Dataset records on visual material
%%

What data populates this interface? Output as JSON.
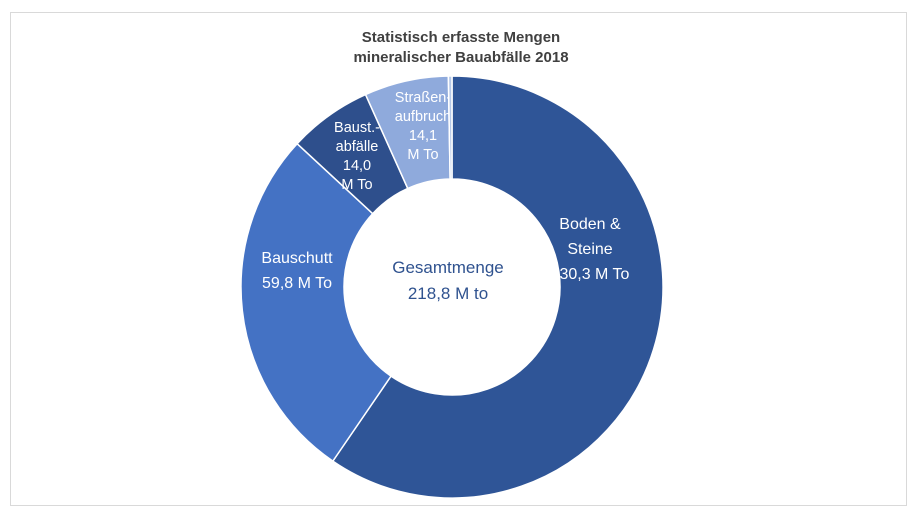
{
  "chart_data": {
    "type": "donut",
    "title_lines": [
      "Statistisch erfasste Mengen",
      "mineralischer Bauabfälle 2018"
    ],
    "center_label": [
      "Gesamtmenge",
      "218,8 M to"
    ],
    "total": 218.8,
    "unit": "M To",
    "slices": [
      {
        "name": "Boden & Steine",
        "value": 130.3,
        "label_lines": [
          "Boden  &",
          "Steine",
          "130,3 M To"
        ],
        "color": "#2f5597"
      },
      {
        "name": "Bauschutt",
        "value": 59.8,
        "label_lines": [
          "Bauschutt",
          "59,8 M To"
        ],
        "color": "#4472c4"
      },
      {
        "name": "Baust.-abfälle",
        "value": 14.0,
        "label_lines": [
          "Baust.-",
          "abfälle",
          "14,0",
          "M To"
        ],
        "color": "#2e4f8c"
      },
      {
        "name": "Straßenaufbruch",
        "value": 14.1,
        "label_lines": [
          "Straßen-",
          "aufbruch",
          "14,1",
          "M To"
        ],
        "color": "#8faadc"
      },
      {
        "name": "",
        "value": 0.6,
        "label_lines": [],
        "color": "#b4c7e7"
      }
    ]
  }
}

%%

Track down all lines above with the string "color" and copy them.

**Exercise response**
        "color": "#2f5597"
        "color": "#4472c4"
        "color": "#2e4f8c"
        "color": "#8faadc"
        "color": "#b4c7e7"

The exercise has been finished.